--- Begin INPUT FOR THIS TASK ---

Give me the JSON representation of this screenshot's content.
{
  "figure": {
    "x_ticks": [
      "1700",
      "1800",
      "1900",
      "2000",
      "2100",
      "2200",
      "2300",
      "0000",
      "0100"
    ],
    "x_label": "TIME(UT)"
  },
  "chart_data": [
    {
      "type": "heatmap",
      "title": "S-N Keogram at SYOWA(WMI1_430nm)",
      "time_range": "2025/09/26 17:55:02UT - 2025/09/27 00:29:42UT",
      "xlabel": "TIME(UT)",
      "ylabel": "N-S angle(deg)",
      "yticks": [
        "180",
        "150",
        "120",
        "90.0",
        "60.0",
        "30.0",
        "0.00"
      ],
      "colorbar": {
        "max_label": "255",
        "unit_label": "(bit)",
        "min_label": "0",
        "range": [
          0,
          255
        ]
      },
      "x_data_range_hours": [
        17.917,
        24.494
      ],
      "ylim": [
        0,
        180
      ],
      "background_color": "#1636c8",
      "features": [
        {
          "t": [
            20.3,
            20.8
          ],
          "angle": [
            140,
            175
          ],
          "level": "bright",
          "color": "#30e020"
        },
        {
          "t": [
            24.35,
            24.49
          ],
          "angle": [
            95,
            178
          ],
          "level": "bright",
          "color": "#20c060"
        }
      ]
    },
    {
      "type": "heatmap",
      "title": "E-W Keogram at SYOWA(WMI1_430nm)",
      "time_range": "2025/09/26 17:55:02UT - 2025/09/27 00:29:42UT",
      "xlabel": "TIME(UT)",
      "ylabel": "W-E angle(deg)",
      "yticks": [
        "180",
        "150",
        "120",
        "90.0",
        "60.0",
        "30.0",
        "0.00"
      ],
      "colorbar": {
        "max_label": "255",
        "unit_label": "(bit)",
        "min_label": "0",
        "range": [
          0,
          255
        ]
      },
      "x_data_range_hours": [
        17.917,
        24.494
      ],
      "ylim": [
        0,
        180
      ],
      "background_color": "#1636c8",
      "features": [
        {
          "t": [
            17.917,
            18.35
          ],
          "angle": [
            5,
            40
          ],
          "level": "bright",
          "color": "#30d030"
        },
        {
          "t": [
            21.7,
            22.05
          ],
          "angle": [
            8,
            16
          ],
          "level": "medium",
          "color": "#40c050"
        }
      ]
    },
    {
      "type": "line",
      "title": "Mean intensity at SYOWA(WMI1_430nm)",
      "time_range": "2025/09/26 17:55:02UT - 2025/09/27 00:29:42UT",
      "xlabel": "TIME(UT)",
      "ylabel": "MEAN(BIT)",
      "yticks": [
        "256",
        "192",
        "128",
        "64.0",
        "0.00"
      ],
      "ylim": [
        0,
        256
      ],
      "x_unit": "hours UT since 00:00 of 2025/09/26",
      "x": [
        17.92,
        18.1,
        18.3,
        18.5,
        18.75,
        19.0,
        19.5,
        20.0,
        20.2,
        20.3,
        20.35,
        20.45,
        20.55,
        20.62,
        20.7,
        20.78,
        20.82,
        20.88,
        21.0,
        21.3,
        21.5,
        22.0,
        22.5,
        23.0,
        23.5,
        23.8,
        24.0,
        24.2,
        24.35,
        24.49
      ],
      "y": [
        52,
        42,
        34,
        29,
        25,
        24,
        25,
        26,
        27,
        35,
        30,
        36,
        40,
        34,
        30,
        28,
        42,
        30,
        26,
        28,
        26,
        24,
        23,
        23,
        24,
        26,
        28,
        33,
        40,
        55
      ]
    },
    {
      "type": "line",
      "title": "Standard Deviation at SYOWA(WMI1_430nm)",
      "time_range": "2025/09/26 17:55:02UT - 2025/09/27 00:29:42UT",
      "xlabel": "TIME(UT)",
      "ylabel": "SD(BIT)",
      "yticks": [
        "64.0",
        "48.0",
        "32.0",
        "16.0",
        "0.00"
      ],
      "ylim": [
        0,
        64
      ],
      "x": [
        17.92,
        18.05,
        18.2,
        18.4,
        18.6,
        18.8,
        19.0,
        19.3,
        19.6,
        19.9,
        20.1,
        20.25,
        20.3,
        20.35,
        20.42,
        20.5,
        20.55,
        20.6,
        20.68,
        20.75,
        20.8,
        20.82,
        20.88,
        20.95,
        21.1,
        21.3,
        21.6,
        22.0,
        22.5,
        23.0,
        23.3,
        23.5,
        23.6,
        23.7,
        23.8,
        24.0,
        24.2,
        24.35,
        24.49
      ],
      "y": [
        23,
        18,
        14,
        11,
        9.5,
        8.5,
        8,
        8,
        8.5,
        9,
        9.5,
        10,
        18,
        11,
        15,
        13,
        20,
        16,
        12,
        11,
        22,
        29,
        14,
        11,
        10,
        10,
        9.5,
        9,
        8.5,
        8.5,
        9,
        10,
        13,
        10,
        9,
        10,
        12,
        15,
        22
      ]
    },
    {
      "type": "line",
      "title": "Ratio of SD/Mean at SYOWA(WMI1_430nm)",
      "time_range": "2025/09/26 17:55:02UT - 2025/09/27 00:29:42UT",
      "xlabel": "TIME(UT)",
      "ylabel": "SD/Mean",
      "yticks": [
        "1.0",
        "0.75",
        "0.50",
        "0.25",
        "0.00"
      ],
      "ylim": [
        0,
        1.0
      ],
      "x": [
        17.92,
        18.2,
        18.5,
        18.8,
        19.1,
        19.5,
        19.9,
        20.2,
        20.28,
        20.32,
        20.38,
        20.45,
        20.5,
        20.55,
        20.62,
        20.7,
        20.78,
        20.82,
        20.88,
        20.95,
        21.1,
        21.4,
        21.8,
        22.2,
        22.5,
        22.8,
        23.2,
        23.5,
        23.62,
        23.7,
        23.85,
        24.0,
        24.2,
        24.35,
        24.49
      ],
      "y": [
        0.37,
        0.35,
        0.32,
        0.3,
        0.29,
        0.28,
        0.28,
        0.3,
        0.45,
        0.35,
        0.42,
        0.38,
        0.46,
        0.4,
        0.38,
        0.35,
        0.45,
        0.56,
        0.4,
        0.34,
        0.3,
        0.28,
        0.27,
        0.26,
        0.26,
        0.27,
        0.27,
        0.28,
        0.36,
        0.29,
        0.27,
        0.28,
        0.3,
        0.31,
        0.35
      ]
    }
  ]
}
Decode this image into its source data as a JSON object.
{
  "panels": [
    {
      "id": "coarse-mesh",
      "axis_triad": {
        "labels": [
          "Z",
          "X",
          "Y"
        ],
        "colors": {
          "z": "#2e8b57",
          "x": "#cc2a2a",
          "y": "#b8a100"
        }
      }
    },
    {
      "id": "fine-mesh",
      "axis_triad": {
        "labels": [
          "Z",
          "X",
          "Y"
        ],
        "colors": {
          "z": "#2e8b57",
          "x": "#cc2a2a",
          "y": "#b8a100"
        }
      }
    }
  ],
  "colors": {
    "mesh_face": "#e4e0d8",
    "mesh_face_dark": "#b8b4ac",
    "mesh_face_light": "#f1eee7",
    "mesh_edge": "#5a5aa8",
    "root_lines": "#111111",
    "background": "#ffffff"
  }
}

--- End INPUT FOR THIS TASK ---

INSTRUCTIONS FOR THE TASK — Reproduce each record exactly as it appears.

COMPLETED EXERCISE —
Give me the JSON representation of this screenshot's content.
{
  "figure": {
    "x_ticks": [
      "1700",
      "1800",
      "1900",
      "2000",
      "2100",
      "2200",
      "2300",
      "0000",
      "0100"
    ],
    "x_label": "TIME(UT)"
  },
  "chart_data": [
    {
      "type": "heatmap",
      "title": "S-N Keogram at SYOWA(WMI1_430nm)",
      "time_range": "2025/09/26 17:55:02UT - 2025/09/27 00:29:42UT",
      "xlabel": "TIME(UT)",
      "ylabel": "N-S angle(deg)",
      "yticks": [
        "180",
        "150",
        "120",
        "90.0",
        "60.0",
        "30.0",
        "0.00"
      ],
      "colorbar": {
        "max_label": "255",
        "unit_label": "(bit)",
        "min_label": "0",
        "range": [
          0,
          255
        ]
      },
      "x_data_range_hours": [
        17.917,
        24.494
      ],
      "ylim": [
        0,
        180
      ],
      "background_color": "#1636c8",
      "features": [
        {
          "t": [
            20.3,
            20.8
          ],
          "angle": [
            140,
            175
          ],
          "level": "bright",
          "color": "#30e020"
        },
        {
          "t": [
            24.35,
            24.49
          ],
          "angle": [
            95,
            178
          ],
          "level": "bright",
          "color": "#20c060"
        }
      ]
    },
    {
      "type": "heatmap",
      "title": "E-W Keogram at SYOWA(WMI1_430nm)",
      "time_range": "2025/09/26 17:55:02UT - 2025/09/27 00:29:42UT",
      "xlabel": "TIME(UT)",
      "ylabel": "W-E angle(deg)",
      "yticks": [
        "180",
        "150",
        "120",
        "90.0",
        "60.0",
        "30.0",
        "0.00"
      ],
      "colorbar": {
        "max_label": "255",
        "unit_label": "(bit)",
        "min_label": "0",
        "range": [
          0,
          255
        ]
      },
      "x_data_range_hours": [
        17.917,
        24.494
      ],
      "ylim": [
        0,
        180
      ],
      "background_color": "#1636c8",
      "features": [
        {
          "t": [
            17.917,
            18.35
          ],
          "angle": [
            5,
            40
          ],
          "level": "bright",
          "color": "#30d030"
        },
        {
          "t": [
            21.7,
            22.05
          ],
          "angle": [
            8,
            16
          ],
          "level": "medium",
          "color": "#40c050"
        }
      ]
    },
    {
      "type": "line",
      "title": "Mean intensity at SYOWA(WMI1_430nm)",
      "time_range": "2025/09/26 17:55:02UT - 2025/09/27 00:29:42UT",
      "xlabel": "TIME(UT)",
      "ylabel": "MEAN(BIT)",
      "yticks": [
        "256",
        "192",
        "128",
        "64.0",
        "0.00"
      ],
      "ylim": [
        0,
        256
      ],
      "x_unit": "hours UT since 00:00 of 2025/09/26",
      "x": [
        17.92,
        18.1,
        18.3,
        18.5,
        18.75,
        19.0,
        19.5,
        20.0,
        20.2,
        20.3,
        20.35,
        20.45,
        20.55,
        20.62,
        20.7,
        20.78,
        20.82,
        20.88,
        21.0,
        21.3,
        21.5,
        22.0,
        22.5,
        23.0,
        23.5,
        23.8,
        24.0,
        24.2,
        24.35,
        24.49
      ],
      "y": [
        52,
        42,
        34,
        29,
        25,
        24,
        25,
        26,
        27,
        35,
        30,
        36,
        40,
        34,
        30,
        28,
        42,
        30,
        26,
        28,
        26,
        24,
        23,
        23,
        24,
        26,
        28,
        33,
        40,
        55
      ]
    },
    {
      "type": "line",
      "title": "Standard Deviation at SYOWA(WMI1_430nm)",
      "time_range": "2025/09/26 17:55:02UT - 2025/09/27 00:29:42UT",
      "xlabel": "TIME(UT)",
      "ylabel": "SD(BIT)",
      "yticks": [
        "64.0",
        "48.0",
        "32.0",
        "16.0",
        "0.00"
      ],
      "ylim": [
        0,
        64
      ],
      "x": [
        17.92,
        18.05,
        18.2,
        18.4,
        18.6,
        18.8,
        19.0,
        19.3,
        19.6,
        19.9,
        20.1,
        20.25,
        20.3,
        20.35,
        20.42,
        20.5,
        20.55,
        20.6,
        20.68,
        20.75,
        20.8,
        20.82,
        20.88,
        20.95,
        21.1,
        21.3,
        21.6,
        22.0,
        22.5,
        23.0,
        23.3,
        23.5,
        23.6,
        23.7,
        23.8,
        24.0,
        24.2,
        24.35,
        24.49
      ],
      "y": [
        23,
        18,
        14,
        11,
        9.5,
        8.5,
        8,
        8,
        8.5,
        9,
        9.5,
        10,
        18,
        11,
        15,
        13,
        20,
        16,
        12,
        11,
        22,
        29,
        14,
        11,
        10,
        10,
        9.5,
        9,
        8.5,
        8.5,
        9,
        10,
        13,
        10,
        9,
        10,
        12,
        15,
        22
      ]
    },
    {
      "type": "line",
      "title": "Ratio of SD/Mean at SYOWA(WMI1_430nm)",
      "time_range": "2025/09/26 17:55:02UT - 2025/09/27 00:29:42UT",
      "xlabel": "TIME(UT)",
      "ylabel": "SD/Mean",
      "yticks": [
        "1.0",
        "0.75",
        "0.50",
        "0.25",
        "0.00"
      ],
      "ylim": [
        0,
        1.0
      ],
      "x": [
        17.92,
        18.2,
        18.5,
        18.8,
        19.1,
        19.5,
        19.9,
        20.2,
        20.28,
        20.32,
        20.38,
        20.45,
        20.5,
        20.55,
        20.62,
        20.7,
        20.78,
        20.82,
        20.88,
        20.95,
        21.1,
        21.4,
        21.8,
        22.2,
        22.5,
        22.8,
        23.2,
        23.5,
        23.62,
        23.7,
        23.85,
        24.0,
        24.2,
        24.35,
        24.49
      ],
      "y": [
        0.37,
        0.35,
        0.32,
        0.3,
        0.29,
        0.28,
        0.28,
        0.3,
        0.45,
        0.35,
        0.42,
        0.38,
        0.46,
        0.4,
        0.38,
        0.35,
        0.45,
        0.56,
        0.4,
        0.34,
        0.3,
        0.28,
        0.27,
        0.26,
        0.26,
        0.27,
        0.27,
        0.28,
        0.36,
        0.29,
        0.27,
        0.28,
        0.3,
        0.31,
        0.35
      ]
    }
  ]
}
Decode this image into its source data as a JSON object.
{
  "panels": [
    {
      "id": "coarse-mesh",
      "axis_triad": {
        "labels": [
          "Z",
          "X",
          "Y"
        ],
        "colors": {
          "z": "#2e8b57",
          "x": "#cc2a2a",
          "y": "#b8a100"
        }
      }
    },
    {
      "id": "fine-mesh",
      "axis_triad": {
        "labels": [
          "Z",
          "X",
          "Y"
        ],
        "colors": {
          "z": "#2e8b57",
          "x": "#cc2a2a",
          "y": "#b8a100"
        }
      }
    }
  ],
  "colors": {
    "mesh_face": "#e4e0d8",
    "mesh_face_dark": "#b8b4ac",
    "mesh_face_light": "#f1eee7",
    "mesh_edge": "#5a5aa8",
    "root_lines": "#111111",
    "background": "#ffffff"
  }
}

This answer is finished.